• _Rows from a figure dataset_
____________________
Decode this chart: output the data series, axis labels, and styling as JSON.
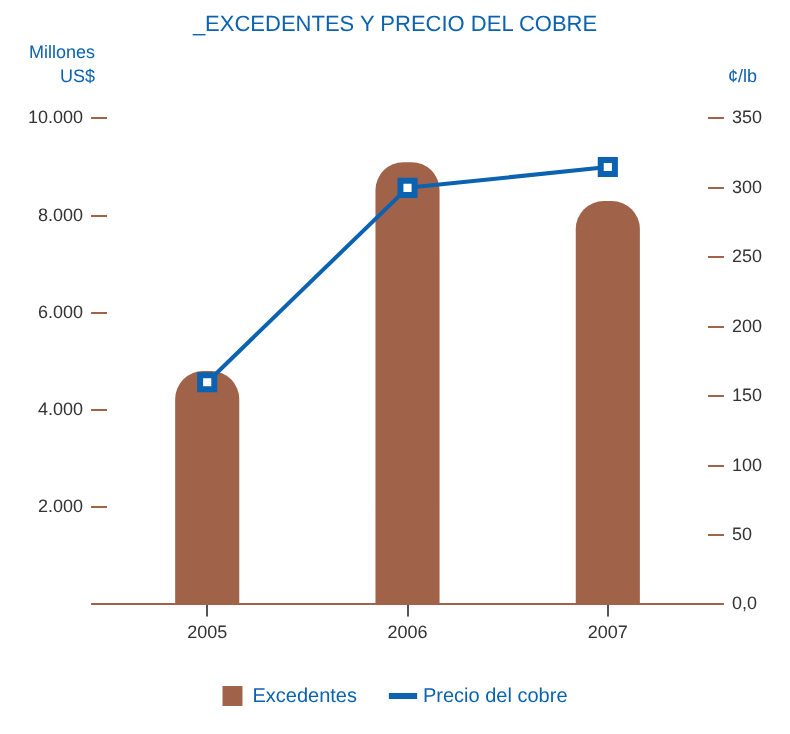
{
  "chart_data": {
    "type": "bar",
    "title": "_EXCEDENTES Y PRECIO DEL COBRE",
    "ylabel": "Millones US$",
    "y2label": "¢/lb",
    "categories": [
      "2005",
      "2006",
      "2007"
    ],
    "series": [
      {
        "name": "Excedentes",
        "color": "#a0634a",
        "values": [
          4800,
          9100,
          8300
        ]
      },
      {
        "name": "Precio del cobre",
        "type": "line",
        "axis": "y2",
        "color": "#0a62b0",
        "marker": "square",
        "values": [
          160,
          300,
          315
        ]
      }
    ],
    "ylim": [
      0,
      10000
    ],
    "yticks": [
      {
        "value": 0,
        "label": null
      },
      {
        "value": 2000,
        "label": "2.000"
      },
      {
        "value": 4000,
        "label": "4.000"
      },
      {
        "value": 6000,
        "label": "6.000"
      },
      {
        "value": 8000,
        "label": "8.000"
      },
      {
        "value": 10000,
        "label": "10.000"
      }
    ],
    "y2lim": [
      0,
      350
    ],
    "y2ticks": [
      {
        "value": 0,
        "label": "0,0"
      },
      50,
      100,
      150,
      200,
      250,
      300,
      350
    ],
    "grid": false,
    "legend": "bottom"
  }
}
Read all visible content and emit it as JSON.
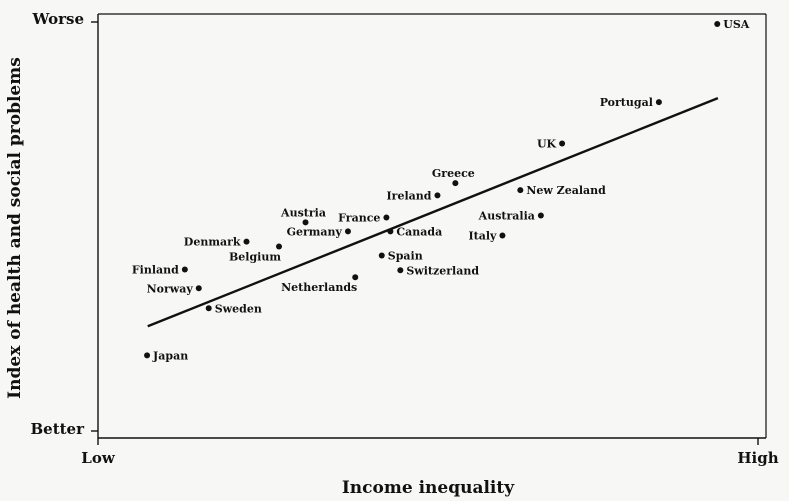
{
  "chart_data": {
    "type": "scatter",
    "title": "",
    "xlabel": "Income inequality",
    "ylabel": "Index of health and social problems",
    "x_tick_labels": [
      "Low",
      "High"
    ],
    "y_tick_labels": [
      "Worse",
      "Better"
    ],
    "xlim": [
      0,
      100
    ],
    "ylim": [
      0,
      100
    ],
    "grid": false,
    "legend": "none",
    "trendline": {
      "x": [
        7.5,
        93.5
      ],
      "y": [
        25.6,
        81.4
      ]
    },
    "points": [
      {
        "label": "USA",
        "x": 93.4,
        "y": 99.5,
        "label_side": "right"
      },
      {
        "label": "Portugal",
        "x": 84.6,
        "y": 80.4,
        "label_side": "left"
      },
      {
        "label": "UK",
        "x": 70.0,
        "y": 70.3,
        "label_side": "left"
      },
      {
        "label": "Greece",
        "x": 53.9,
        "y": 60.6,
        "label_side": "top"
      },
      {
        "label": "New Zealand",
        "x": 63.7,
        "y": 58.9,
        "label_side": "right"
      },
      {
        "label": "Ireland",
        "x": 51.2,
        "y": 57.6,
        "label_side": "left"
      },
      {
        "label": "Australia",
        "x": 66.8,
        "y": 52.7,
        "label_side": "left"
      },
      {
        "label": "France",
        "x": 43.5,
        "y": 52.2,
        "label_side": "left"
      },
      {
        "label": "Austria",
        "x": 31.3,
        "y": 51.0,
        "label_side": "top"
      },
      {
        "label": "Canada",
        "x": 44.1,
        "y": 48.8,
        "label_side": "right"
      },
      {
        "label": "Germany",
        "x": 37.7,
        "y": 48.8,
        "label_side": "left"
      },
      {
        "label": "Italy",
        "x": 61.0,
        "y": 47.8,
        "label_side": "left"
      },
      {
        "label": "Denmark",
        "x": 22.4,
        "y": 46.3,
        "label_side": "left"
      },
      {
        "label": "Belgium",
        "x": 27.3,
        "y": 45.1,
        "label_side": "bottom-left"
      },
      {
        "label": "Spain",
        "x": 42.8,
        "y": 42.9,
        "label_side": "right"
      },
      {
        "label": "Finland",
        "x": 13.1,
        "y": 39.5,
        "label_side": "left"
      },
      {
        "label": "Switzerland",
        "x": 45.6,
        "y": 39.3,
        "label_side": "right"
      },
      {
        "label": "Netherlands",
        "x": 38.8,
        "y": 37.6,
        "label_side": "bottom-left"
      },
      {
        "label": "Norway",
        "x": 15.2,
        "y": 34.9,
        "label_side": "left"
      },
      {
        "label": "Sweden",
        "x": 16.7,
        "y": 30.0,
        "label_side": "right"
      },
      {
        "label": "Japan",
        "x": 7.4,
        "y": 18.5,
        "label_side": "right"
      }
    ]
  },
  "colors": {
    "ink": "#111111",
    "paper": "#f7f7f5"
  }
}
____________________
• _Problem details_
Write the material out again exactly as it appears, dropping the pictures.

• _Written answer_
Decode this chart: output the data series, axis labels, and styling as JSON.
{
  "chart_data": {
    "type": "bar",
    "title": "_EXCEDENTES Y PRECIO DEL COBRE",
    "ylabel": "Millones US$",
    "y2label": "¢/lb",
    "categories": [
      "2005",
      "2006",
      "2007"
    ],
    "series": [
      {
        "name": "Excedentes",
        "color": "#a0634a",
        "values": [
          4800,
          9100,
          8300
        ]
      },
      {
        "name": "Precio del cobre",
        "type": "line",
        "axis": "y2",
        "color": "#0a62b0",
        "marker": "square",
        "values": [
          160,
          300,
          315
        ]
      }
    ],
    "ylim": [
      0,
      10000
    ],
    "yticks": [
      {
        "value": 0,
        "label": null
      },
      {
        "value": 2000,
        "label": "2.000"
      },
      {
        "value": 4000,
        "label": "4.000"
      },
      {
        "value": 6000,
        "label": "6.000"
      },
      {
        "value": 8000,
        "label": "8.000"
      },
      {
        "value": 10000,
        "label": "10.000"
      }
    ],
    "y2lim": [
      0,
      350
    ],
    "y2ticks": [
      {
        "value": 0,
        "label": "0,0"
      },
      50,
      100,
      150,
      200,
      250,
      300,
      350
    ],
    "grid": false,
    "legend": "bottom"
  }
}
Read all visible content and emit it as JSON.
{
  "chart_data": {
    "type": "scatter",
    "title": "",
    "xlabel": "Income inequality",
    "ylabel": "Index of health and social problems",
    "x_tick_labels": [
      "Low",
      "High"
    ],
    "y_tick_labels": [
      "Worse",
      "Better"
    ],
    "xlim": [
      0,
      100
    ],
    "ylim": [
      0,
      100
    ],
    "grid": false,
    "legend": "none",
    "trendline": {
      "x": [
        7.5,
        93.5
      ],
      "y": [
        25.6,
        81.4
      ]
    },
    "points": [
      {
        "label": "USA",
        "x": 93.4,
        "y": 99.5,
        "label_side": "right"
      },
      {
        "label": "Portugal",
        "x": 84.6,
        "y": 80.4,
        "label_side": "left"
      },
      {
        "label": "UK",
        "x": 70.0,
        "y": 70.3,
        "label_side": "left"
      },
      {
        "label": "Greece",
        "x": 53.9,
        "y": 60.6,
        "label_side": "top"
      },
      {
        "label": "New Zealand",
        "x": 63.7,
        "y": 58.9,
        "label_side": "right"
      },
      {
        "label": "Ireland",
        "x": 51.2,
        "y": 57.6,
        "label_side": "left"
      },
      {
        "label": "Australia",
        "x": 66.8,
        "y": 52.7,
        "label_side": "left"
      },
      {
        "label": "France",
        "x": 43.5,
        "y": 52.2,
        "label_side": "left"
      },
      {
        "label": "Austria",
        "x": 31.3,
        "y": 51.0,
        "label_side": "top"
      },
      {
        "label": "Canada",
        "x": 44.1,
        "y": 48.8,
        "label_side": "right"
      },
      {
        "label": "Germany",
        "x": 37.7,
        "y": 48.8,
        "label_side": "left"
      },
      {
        "label": "Italy",
        "x": 61.0,
        "y": 47.8,
        "label_side": "left"
      },
      {
        "label": "Denmark",
        "x": 22.4,
        "y": 46.3,
        "label_side": "left"
      },
      {
        "label": "Belgium",
        "x": 27.3,
        "y": 45.1,
        "label_side": "bottom-left"
      },
      {
        "label": "Spain",
        "x": 42.8,
        "y": 42.9,
        "label_side": "right"
      },
      {
        "label": "Finland",
        "x": 13.1,
        "y": 39.5,
        "label_side": "left"
      },
      {
        "label": "Switzerland",
        "x": 45.6,
        "y": 39.3,
        "label_side": "right"
      },
      {
        "label": "Netherlands",
        "x": 38.8,
        "y": 37.6,
        "label_side": "bottom-left"
      },
      {
        "label": "Norway",
        "x": 15.2,
        "y": 34.9,
        "label_side": "left"
      },
      {
        "label": "Sweden",
        "x": 16.7,
        "y": 30.0,
        "label_side": "right"
      },
      {
        "label": "Japan",
        "x": 7.4,
        "y": 18.5,
        "label_side": "right"
      }
    ]
  },
  "colors": {
    "ink": "#111111",
    "paper": "#f7f7f5"
  }
}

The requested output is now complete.